(GIVEN DATA begins)
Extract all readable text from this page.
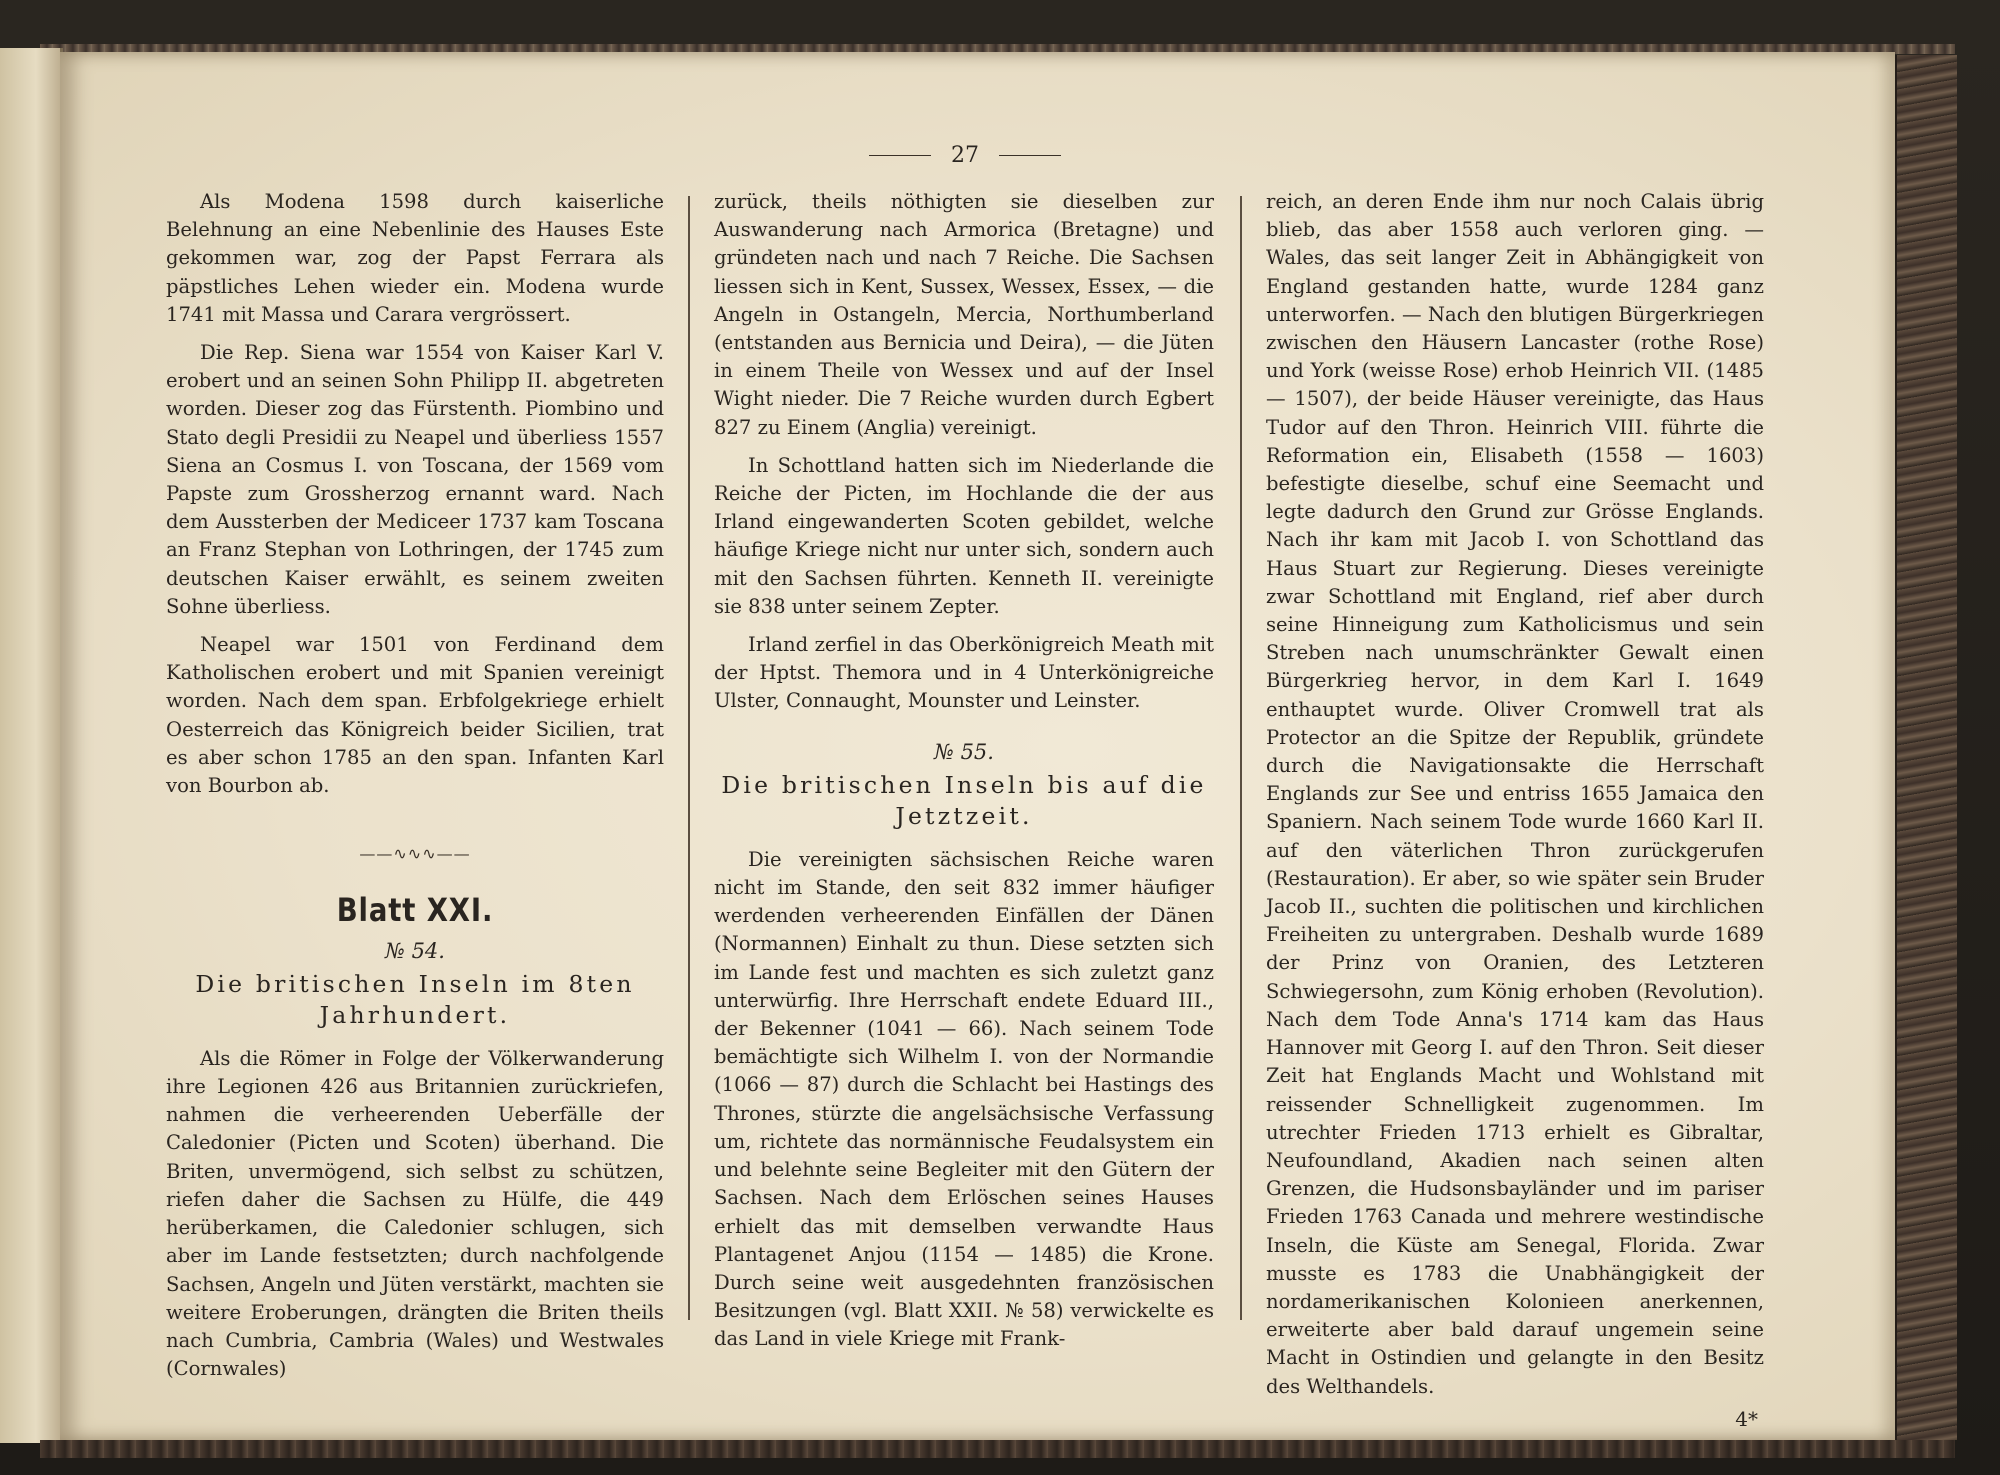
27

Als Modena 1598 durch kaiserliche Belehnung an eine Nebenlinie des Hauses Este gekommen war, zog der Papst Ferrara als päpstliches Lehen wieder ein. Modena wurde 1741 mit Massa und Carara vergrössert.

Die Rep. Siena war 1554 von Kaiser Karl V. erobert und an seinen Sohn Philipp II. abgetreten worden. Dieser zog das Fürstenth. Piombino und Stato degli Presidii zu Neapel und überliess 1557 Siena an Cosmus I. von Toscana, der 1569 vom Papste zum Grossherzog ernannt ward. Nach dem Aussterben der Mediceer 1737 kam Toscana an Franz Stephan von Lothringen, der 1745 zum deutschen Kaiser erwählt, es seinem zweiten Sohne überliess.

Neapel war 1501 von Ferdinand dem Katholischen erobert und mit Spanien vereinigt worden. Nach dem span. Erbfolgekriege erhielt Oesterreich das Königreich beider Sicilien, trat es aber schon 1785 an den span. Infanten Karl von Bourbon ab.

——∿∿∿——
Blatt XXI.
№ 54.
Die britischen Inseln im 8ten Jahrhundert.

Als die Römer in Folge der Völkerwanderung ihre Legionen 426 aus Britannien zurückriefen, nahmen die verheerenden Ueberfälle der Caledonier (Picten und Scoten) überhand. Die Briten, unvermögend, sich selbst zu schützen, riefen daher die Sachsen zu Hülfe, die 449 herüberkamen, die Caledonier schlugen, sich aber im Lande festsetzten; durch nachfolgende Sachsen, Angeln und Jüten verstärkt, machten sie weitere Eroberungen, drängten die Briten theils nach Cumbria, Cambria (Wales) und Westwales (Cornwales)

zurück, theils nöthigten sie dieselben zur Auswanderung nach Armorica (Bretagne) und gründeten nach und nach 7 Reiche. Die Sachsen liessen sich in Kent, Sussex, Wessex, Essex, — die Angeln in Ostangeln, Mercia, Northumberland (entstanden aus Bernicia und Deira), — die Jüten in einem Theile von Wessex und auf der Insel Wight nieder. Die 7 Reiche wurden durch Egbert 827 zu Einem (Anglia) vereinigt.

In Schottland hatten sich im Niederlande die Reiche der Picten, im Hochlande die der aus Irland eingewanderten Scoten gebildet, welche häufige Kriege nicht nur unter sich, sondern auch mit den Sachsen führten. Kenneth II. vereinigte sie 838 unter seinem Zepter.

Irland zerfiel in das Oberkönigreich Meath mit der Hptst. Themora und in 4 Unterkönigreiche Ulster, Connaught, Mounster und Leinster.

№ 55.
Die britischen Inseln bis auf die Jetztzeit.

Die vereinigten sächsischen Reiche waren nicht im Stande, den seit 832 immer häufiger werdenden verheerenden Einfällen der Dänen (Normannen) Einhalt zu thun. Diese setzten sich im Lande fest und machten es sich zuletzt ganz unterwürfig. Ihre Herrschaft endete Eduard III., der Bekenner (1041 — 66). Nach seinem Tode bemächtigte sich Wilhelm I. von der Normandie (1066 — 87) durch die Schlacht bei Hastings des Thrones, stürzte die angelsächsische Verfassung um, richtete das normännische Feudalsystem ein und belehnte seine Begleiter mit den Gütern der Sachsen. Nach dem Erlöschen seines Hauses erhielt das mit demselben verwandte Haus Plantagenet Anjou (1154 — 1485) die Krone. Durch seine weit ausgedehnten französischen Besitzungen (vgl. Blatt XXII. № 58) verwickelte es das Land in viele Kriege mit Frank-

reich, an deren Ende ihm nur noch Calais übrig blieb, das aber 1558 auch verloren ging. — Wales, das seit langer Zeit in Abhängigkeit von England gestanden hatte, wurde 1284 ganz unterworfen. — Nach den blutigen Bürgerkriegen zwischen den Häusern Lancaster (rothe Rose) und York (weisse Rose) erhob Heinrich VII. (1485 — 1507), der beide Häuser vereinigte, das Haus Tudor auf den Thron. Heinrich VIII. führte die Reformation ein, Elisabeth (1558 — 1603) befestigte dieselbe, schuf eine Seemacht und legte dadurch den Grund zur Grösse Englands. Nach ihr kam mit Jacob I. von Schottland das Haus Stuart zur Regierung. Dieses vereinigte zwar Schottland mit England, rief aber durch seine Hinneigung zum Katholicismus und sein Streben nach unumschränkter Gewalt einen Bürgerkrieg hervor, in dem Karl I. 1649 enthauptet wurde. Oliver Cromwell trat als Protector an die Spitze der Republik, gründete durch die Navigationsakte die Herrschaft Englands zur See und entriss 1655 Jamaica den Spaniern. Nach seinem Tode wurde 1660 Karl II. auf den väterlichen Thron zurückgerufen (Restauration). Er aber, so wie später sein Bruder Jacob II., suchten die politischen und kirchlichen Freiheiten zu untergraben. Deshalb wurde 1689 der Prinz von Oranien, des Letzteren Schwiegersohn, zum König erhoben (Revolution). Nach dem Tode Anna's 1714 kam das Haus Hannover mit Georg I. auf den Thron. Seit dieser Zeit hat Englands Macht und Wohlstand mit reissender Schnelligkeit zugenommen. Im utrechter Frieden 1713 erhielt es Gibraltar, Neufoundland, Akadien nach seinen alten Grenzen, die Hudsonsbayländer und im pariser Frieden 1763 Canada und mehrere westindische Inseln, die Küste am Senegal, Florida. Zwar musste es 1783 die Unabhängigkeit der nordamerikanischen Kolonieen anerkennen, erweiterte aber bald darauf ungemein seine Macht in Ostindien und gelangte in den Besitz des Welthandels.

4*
(GIVEN DATA ends)
__EXERCISE BRIEF__:
Pull every line with the word "Irland" from the data.

__RESULT OF THE TASK__:
In Schottland hatten sich im Niederlande die Reiche der Picten, im Hochlande die der aus Irland eingewanderten Scoten gebildet, welche häufige Kriege nicht nur unter sich, sondern auch mit den Sachsen führten. Kenneth II. vereinigte sie 838 unter seinem Zepter.
Irland zerfiel in das Oberkönigreich Meath mit der Hptst. Themora und in 4 Unterkönigreiche Ulster, Connaught, Mounster und Leinster.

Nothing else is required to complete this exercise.